** begin Material shown **

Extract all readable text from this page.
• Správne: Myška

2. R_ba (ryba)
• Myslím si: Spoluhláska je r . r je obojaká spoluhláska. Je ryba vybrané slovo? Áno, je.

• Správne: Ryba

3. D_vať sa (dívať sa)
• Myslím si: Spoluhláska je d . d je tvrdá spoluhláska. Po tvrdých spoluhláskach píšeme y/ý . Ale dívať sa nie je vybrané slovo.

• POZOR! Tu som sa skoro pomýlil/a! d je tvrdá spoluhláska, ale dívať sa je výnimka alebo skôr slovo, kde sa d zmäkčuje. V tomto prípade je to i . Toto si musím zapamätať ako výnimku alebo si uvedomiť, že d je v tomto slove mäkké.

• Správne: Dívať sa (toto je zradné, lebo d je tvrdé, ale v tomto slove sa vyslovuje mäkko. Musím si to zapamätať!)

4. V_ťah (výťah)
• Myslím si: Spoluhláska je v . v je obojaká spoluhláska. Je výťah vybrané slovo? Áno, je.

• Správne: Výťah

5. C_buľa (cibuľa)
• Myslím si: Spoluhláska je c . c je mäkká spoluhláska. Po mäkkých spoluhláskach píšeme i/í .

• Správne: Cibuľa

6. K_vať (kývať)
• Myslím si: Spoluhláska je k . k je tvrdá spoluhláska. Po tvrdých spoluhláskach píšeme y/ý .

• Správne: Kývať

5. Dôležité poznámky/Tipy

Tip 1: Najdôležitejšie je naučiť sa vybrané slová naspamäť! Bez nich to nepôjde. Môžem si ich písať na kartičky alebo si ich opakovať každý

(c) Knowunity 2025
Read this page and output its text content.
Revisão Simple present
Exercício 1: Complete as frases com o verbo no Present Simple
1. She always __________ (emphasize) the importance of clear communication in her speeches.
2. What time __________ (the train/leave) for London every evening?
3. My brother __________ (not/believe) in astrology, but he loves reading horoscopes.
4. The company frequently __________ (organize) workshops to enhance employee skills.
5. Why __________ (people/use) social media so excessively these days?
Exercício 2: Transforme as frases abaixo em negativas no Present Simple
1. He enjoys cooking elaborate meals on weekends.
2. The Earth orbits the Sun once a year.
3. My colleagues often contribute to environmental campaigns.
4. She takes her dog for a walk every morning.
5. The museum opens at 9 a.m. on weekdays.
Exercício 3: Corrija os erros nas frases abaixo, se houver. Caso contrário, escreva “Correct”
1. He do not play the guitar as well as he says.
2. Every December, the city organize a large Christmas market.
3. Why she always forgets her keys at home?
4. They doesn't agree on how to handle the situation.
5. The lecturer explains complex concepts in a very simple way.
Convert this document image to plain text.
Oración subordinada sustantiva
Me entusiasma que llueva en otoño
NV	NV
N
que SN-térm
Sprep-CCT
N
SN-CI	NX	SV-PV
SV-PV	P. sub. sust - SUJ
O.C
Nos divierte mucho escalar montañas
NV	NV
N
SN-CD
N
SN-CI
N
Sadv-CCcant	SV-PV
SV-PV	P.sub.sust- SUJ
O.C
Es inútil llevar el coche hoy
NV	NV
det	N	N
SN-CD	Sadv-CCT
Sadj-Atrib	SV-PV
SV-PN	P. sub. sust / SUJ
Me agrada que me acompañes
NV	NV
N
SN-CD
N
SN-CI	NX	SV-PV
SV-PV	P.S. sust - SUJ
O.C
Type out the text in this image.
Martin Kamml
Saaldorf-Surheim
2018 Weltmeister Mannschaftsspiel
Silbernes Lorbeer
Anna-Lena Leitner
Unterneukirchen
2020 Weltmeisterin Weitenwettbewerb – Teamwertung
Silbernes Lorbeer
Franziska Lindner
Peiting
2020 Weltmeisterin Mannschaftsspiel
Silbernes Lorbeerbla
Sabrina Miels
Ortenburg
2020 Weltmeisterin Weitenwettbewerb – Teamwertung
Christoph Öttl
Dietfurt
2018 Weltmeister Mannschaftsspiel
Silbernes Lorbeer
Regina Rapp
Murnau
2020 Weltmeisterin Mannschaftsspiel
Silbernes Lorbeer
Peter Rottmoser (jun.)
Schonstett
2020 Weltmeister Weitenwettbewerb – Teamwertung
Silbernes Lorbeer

** end Material shown **

## What you need to do
Copy each line of the data above that holds "slovo".

## Response below
• Myslím si: Spoluhláska je r . r je obojaká spoluhláska. Je ryba vybrané slovo? Áno, je.
• Myslím si: Spoluhláska je d . d je tvrdá spoluhláska. Po tvrdých spoluhláskach píšeme y/ý . Ale dívať sa nie je vybrané slovo.
• POZOR! Tu som sa skoro pomýlil/a! d je tvrdá spoluhláska, ale dívať sa je výnimka alebo skôr slovo, kde sa d zmäkčuje. V tomto prípade je to i . Toto si musím zapamätať ako výnimku alebo si uvedomiť, že d je v tomto slove mäkké.
• Myslím si: Spoluhláska je v . v je obojaká spoluhláska. Je výťah vybrané slovo? Áno, je.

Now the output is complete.